Copy each line in which the string "results" occurs.

→ **Saved entries**

(begin)

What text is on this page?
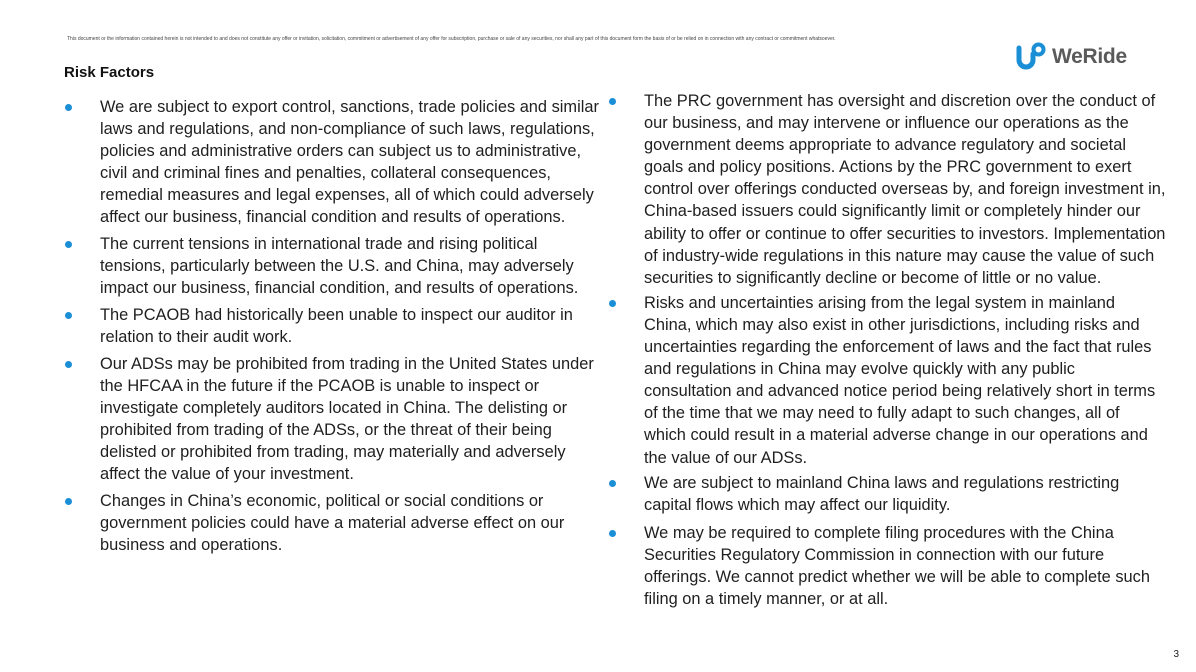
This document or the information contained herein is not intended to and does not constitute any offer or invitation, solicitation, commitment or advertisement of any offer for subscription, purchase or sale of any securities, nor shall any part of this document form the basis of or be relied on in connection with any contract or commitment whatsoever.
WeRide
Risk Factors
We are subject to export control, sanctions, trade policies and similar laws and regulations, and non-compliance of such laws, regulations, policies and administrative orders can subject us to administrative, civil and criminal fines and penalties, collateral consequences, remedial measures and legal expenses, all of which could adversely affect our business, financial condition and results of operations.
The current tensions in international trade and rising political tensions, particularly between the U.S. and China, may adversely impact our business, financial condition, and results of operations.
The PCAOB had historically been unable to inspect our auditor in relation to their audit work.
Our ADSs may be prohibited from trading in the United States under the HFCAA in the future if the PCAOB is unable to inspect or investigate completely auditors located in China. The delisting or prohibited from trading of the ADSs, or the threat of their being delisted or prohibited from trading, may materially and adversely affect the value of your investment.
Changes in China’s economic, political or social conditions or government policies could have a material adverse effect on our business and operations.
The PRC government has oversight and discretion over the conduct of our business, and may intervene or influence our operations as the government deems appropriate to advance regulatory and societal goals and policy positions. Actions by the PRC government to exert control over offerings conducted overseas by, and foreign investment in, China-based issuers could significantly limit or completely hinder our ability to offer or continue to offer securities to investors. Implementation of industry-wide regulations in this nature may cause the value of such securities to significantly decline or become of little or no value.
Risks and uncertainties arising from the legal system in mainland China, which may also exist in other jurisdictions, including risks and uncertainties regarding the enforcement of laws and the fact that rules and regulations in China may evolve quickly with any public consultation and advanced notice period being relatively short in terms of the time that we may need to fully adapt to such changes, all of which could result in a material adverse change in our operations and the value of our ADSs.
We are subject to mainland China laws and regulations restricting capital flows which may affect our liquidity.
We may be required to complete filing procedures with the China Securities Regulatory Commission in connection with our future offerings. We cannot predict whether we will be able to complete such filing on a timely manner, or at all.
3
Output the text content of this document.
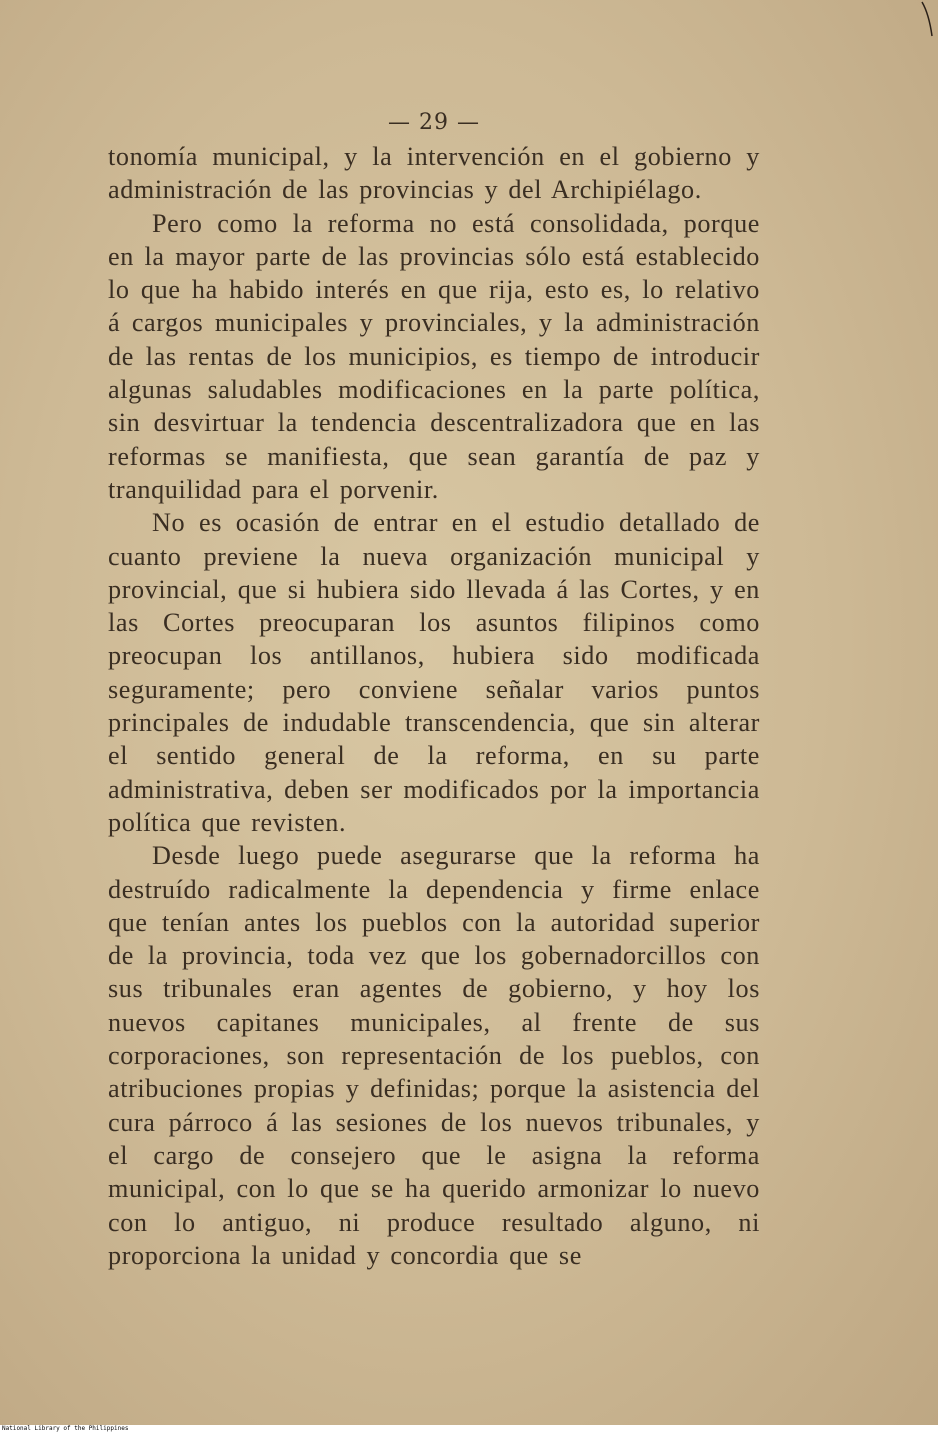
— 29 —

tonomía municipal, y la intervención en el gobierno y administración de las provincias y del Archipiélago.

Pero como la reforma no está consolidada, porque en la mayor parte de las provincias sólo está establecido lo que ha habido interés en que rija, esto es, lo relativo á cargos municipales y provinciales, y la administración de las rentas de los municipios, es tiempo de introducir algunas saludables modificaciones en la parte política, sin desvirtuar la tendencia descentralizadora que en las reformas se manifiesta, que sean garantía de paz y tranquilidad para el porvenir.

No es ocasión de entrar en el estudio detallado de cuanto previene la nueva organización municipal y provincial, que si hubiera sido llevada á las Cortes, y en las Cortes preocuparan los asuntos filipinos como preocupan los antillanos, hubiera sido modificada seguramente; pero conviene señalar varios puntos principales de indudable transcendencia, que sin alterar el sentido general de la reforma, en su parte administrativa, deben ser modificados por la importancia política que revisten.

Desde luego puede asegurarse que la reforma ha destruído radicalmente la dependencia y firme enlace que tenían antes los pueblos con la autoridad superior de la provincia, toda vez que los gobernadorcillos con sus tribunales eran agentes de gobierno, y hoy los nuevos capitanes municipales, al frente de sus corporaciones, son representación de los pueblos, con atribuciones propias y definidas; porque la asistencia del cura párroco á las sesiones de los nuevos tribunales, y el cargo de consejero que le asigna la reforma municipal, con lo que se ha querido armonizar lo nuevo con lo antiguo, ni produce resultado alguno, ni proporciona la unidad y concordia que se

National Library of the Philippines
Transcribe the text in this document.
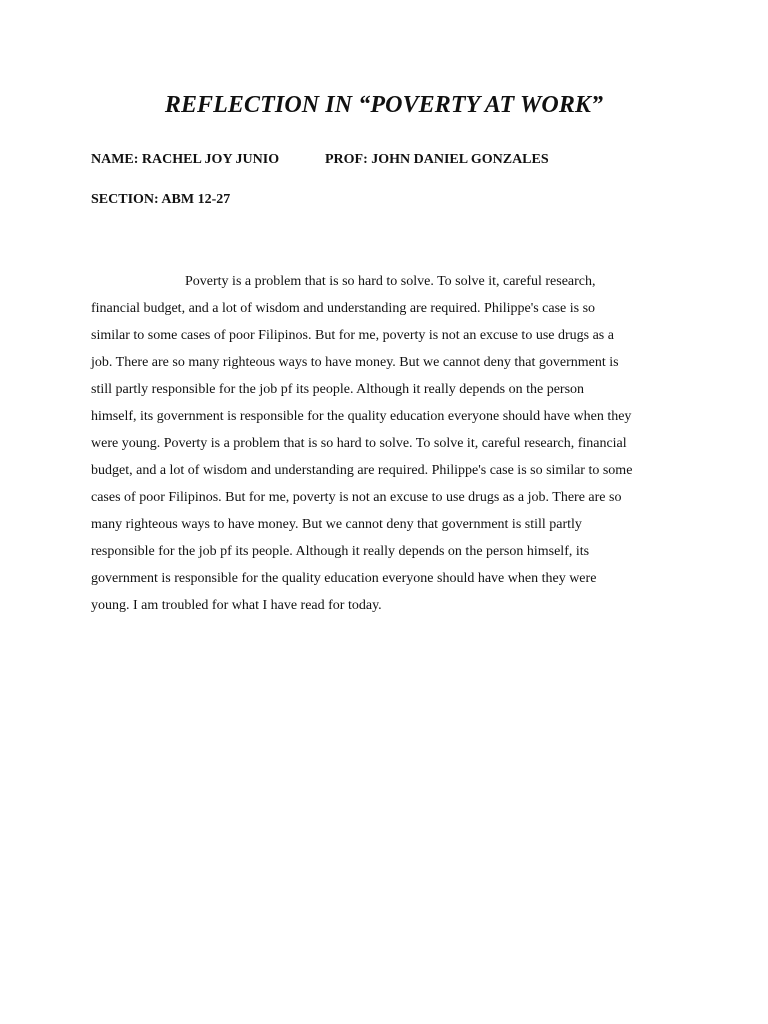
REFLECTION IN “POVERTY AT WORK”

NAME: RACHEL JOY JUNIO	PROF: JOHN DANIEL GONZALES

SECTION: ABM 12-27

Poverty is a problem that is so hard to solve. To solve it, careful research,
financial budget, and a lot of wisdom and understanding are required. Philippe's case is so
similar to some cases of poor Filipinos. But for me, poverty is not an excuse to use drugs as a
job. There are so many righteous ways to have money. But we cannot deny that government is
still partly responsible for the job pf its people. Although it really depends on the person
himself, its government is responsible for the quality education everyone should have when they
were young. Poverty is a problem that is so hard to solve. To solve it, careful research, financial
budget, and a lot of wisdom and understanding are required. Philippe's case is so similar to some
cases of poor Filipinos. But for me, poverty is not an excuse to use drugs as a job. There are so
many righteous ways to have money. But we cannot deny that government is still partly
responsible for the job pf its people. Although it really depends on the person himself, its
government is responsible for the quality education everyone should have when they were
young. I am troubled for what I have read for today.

(end)

→ **EXPECTED OUTPUT**
We are subject to export control, sanctions, trade policies and similar laws and regulations, and non-compliance of such laws, regulations, policies and administrative orders can subject us to administrative, civil and criminal fines and penalties, collateral consequences, remedial measures and legal expenses, all of which could adversely affect our business, financial condition and results of operations.
The current tensions in international trade and rising political tensions, particularly between the U.S. and China, may adversely impact our business, financial condition, and results of operations.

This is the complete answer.